§ TASK OBJECTIVE
In the listing below, find every line containing "relationships" and copy it out.

§ DATA SHOWN
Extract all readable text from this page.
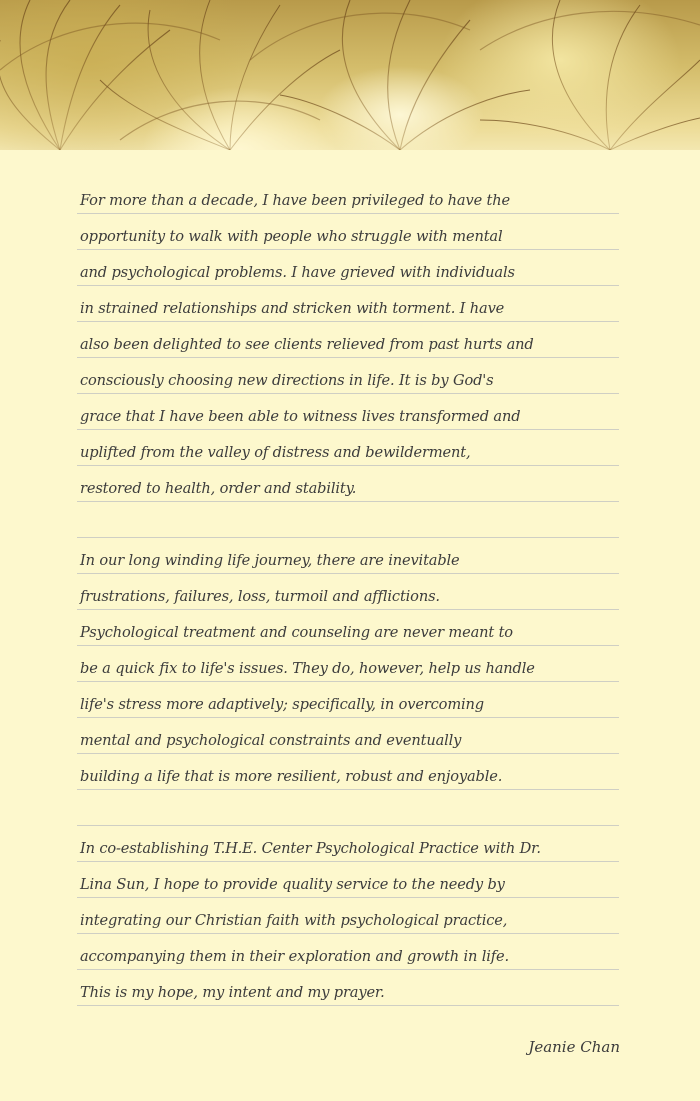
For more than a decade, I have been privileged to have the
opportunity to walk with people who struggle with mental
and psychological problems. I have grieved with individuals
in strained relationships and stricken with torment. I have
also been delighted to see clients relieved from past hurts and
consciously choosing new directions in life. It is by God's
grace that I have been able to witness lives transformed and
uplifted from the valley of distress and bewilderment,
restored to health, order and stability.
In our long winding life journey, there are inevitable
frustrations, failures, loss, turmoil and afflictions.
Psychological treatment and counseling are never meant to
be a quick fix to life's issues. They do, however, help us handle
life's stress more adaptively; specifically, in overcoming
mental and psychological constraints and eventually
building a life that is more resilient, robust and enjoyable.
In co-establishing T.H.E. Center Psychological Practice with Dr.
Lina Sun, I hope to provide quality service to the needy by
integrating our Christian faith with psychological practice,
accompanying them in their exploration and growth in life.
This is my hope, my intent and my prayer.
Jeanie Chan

---

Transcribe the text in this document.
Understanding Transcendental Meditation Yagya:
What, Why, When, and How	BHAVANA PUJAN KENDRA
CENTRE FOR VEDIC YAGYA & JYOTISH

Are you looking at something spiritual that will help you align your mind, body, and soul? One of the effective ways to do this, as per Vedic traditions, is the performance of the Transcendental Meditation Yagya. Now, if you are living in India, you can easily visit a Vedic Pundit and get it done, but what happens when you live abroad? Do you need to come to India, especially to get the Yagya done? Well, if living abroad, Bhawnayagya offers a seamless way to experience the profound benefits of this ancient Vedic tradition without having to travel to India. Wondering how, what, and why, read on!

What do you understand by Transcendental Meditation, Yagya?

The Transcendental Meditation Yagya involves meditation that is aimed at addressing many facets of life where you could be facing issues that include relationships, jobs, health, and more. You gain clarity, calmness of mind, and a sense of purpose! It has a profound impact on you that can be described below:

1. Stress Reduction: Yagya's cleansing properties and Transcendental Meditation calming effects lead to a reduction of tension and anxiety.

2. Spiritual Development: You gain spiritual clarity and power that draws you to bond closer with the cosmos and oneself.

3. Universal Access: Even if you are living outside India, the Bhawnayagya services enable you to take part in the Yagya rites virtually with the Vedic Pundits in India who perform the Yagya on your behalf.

§ SOLUTION FOR THIS PROBLEM
in strained relationships and stricken with torment. I have
The Transcendental Meditation Yagya involves meditation that is aimed at addressing many facets of life where you could be facing issues that include relationships, jobs, health, and more. You gain clarity, calmness of mind, and a sense of purpose! It has a profound impact on you that can be described below:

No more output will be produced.